Python - 69 48

The first thing to do is to represent it in python's native format for storing fractions, namely the Fraction class.

print(__import__("fractions").Fraction(input()))

Now we simplify... but look! It's already simplified.

Does this count as using a built-in function? It is not intended specifically for simplifying, and Fraction is a class anyway, not a function.

I didn't call any simplifying function, so it's not my fault if python decides to do it itself.

JavaScript 101

For once, a solution not using EcmaScript 6

v=prompt().split('/');for(a=v[0]|0,b=v[1]|0;a-b;)a>b?a-=b:b-=a;
alert(a>1?v[0]/a+'/'+v[1]/a:'Reduced')

But with E6 could be 93

[n,d]=prompt().split('/');for(a=n|0,b=d|0;a-b;)a>b?a-=b:b-=a;
alert(a>1?n/a+'/'+d/a:'Reduced')

Python 2.7, 124

from fractions import gcd;x,y=map(int,raw_input().split('/'));g=gcd(x,y);print'%d/%d'%(x/g,y/g)if g!=1 else'Already reduced'

Very simple solution, though I know it would be shorter in many other languages.

--------------------------------------------------

*Parts of the exercise*:
1 - Copy the stretch of the fraction-reducing thread from "Now we simplify..." through "not a function.".
2 - In the fraction-reducing thread, which class does the first Python solution use to represent the input?

*Collected data*:
--------------------------------------------------

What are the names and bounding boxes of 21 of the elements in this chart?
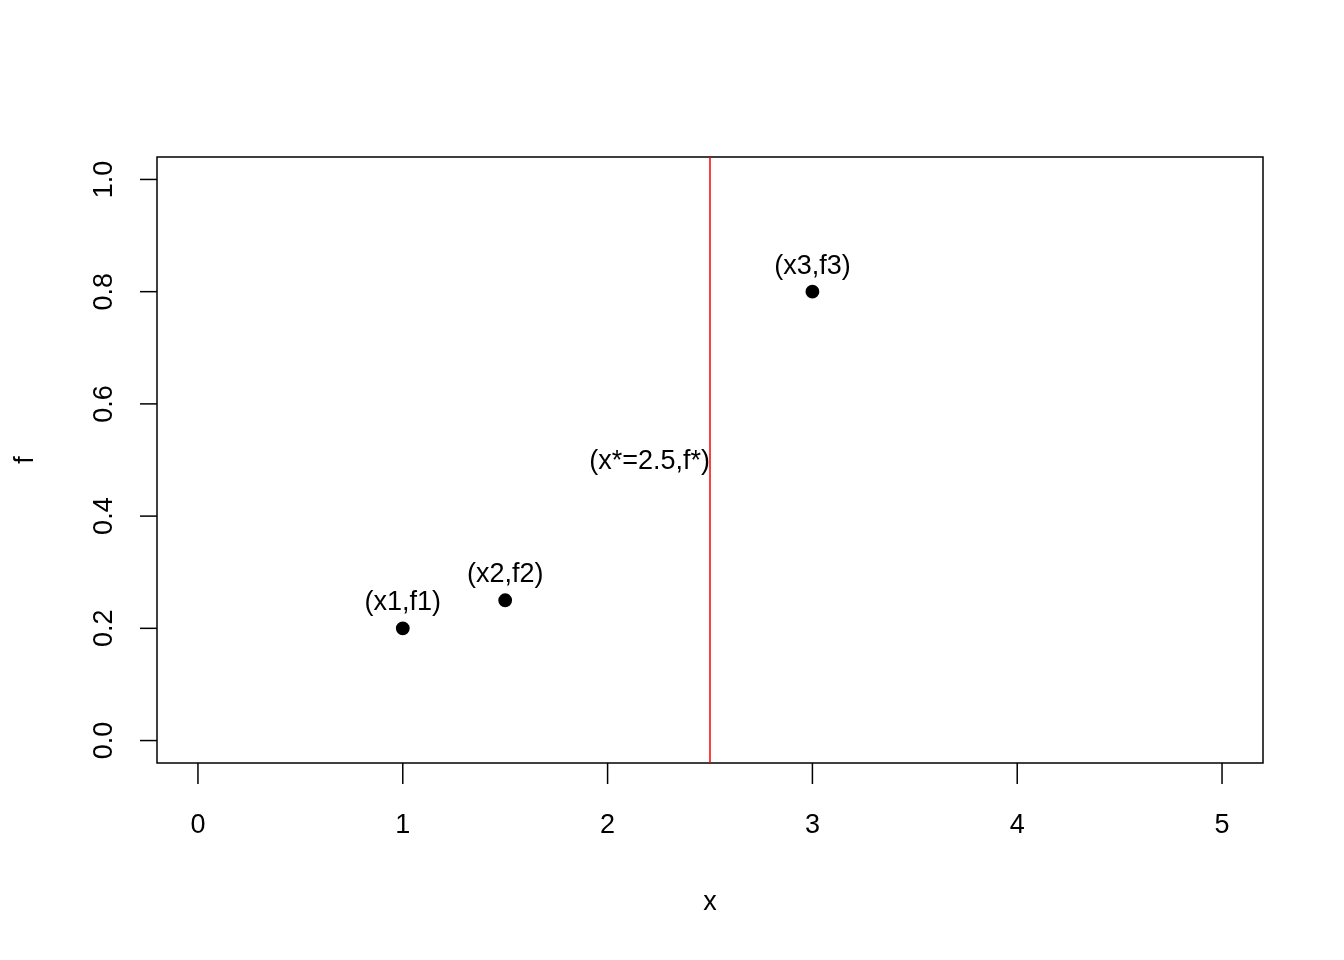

--------------------------------------------------

*Results in order*:
1 -
Now we simplify... but look! It's already simplified.

Does this count as using a built-in function? It is not intended specifically for simplifying, and Fraction is a class anyway, not a function.

2 - The Fraction class